▶ Do this: Please count the lines in the listing below where the word "style" appears. Give the number only.

▶ Extracted material:
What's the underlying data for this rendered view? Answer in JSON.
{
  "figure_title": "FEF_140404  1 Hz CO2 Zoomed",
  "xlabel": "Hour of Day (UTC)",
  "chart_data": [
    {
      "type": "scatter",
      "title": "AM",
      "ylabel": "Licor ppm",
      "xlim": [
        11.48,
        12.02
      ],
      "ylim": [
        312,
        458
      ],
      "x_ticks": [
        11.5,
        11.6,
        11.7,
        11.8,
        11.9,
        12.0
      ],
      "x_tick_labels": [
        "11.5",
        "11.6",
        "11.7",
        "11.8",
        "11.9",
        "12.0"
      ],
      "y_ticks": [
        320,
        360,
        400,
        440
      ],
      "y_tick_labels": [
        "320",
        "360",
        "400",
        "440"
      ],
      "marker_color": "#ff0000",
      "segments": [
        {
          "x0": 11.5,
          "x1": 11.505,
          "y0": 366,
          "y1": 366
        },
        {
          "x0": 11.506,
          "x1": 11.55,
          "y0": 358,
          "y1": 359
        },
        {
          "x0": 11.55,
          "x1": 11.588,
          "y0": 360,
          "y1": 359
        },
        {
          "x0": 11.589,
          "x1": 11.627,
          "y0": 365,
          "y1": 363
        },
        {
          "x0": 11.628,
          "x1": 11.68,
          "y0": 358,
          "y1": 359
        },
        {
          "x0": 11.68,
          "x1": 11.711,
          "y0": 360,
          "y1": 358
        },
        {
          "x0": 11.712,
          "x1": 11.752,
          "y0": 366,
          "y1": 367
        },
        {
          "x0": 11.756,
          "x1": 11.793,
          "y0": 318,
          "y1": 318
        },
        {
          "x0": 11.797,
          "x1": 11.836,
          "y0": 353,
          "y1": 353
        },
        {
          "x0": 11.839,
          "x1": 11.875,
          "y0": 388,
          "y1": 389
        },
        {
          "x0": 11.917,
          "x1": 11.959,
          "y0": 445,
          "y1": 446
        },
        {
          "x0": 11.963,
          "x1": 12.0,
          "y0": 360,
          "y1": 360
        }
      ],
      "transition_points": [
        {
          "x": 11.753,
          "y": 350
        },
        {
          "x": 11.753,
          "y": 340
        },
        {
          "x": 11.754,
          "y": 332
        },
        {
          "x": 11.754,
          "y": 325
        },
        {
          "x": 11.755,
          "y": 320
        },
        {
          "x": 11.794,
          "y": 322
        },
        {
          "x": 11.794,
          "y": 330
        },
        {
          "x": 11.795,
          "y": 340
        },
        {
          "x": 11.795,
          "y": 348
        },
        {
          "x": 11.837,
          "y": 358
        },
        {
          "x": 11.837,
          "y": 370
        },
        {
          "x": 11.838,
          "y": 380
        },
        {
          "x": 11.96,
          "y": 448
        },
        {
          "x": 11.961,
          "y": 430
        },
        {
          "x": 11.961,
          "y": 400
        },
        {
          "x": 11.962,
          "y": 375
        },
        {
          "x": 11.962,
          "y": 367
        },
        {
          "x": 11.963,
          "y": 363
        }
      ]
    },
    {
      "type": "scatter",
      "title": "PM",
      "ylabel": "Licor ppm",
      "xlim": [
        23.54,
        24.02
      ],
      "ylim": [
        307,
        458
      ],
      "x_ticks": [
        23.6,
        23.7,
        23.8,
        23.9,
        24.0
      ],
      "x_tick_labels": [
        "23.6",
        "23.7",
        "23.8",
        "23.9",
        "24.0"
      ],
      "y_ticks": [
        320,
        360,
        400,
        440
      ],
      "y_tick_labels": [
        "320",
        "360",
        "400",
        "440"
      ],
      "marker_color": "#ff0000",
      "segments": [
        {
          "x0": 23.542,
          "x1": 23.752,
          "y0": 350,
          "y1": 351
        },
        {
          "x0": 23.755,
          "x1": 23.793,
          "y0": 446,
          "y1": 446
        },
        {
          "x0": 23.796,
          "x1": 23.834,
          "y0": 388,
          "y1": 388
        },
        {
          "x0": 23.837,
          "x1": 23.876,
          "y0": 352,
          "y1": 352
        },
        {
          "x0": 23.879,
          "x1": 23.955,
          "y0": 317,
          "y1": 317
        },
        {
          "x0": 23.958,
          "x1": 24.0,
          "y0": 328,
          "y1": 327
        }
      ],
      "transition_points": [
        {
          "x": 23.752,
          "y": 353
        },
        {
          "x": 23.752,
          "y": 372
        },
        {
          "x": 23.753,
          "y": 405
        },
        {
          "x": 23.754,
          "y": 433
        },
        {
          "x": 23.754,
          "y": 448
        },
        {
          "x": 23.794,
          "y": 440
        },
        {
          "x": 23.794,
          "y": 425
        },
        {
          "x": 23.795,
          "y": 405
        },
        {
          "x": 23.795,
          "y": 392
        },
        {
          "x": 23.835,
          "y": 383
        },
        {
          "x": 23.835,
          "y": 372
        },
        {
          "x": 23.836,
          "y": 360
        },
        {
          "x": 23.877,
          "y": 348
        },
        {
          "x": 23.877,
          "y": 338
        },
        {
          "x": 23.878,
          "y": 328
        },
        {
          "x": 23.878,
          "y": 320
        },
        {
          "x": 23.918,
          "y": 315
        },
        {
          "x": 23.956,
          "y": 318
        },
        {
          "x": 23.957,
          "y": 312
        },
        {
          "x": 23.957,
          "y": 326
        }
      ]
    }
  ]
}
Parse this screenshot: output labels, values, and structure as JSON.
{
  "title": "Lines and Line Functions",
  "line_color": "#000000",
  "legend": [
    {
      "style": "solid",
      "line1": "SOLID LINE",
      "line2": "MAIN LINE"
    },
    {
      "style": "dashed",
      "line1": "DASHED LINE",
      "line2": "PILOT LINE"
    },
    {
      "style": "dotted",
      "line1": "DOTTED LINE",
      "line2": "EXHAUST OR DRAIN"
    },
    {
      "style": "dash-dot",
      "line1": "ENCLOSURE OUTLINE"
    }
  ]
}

▶ Final result: 4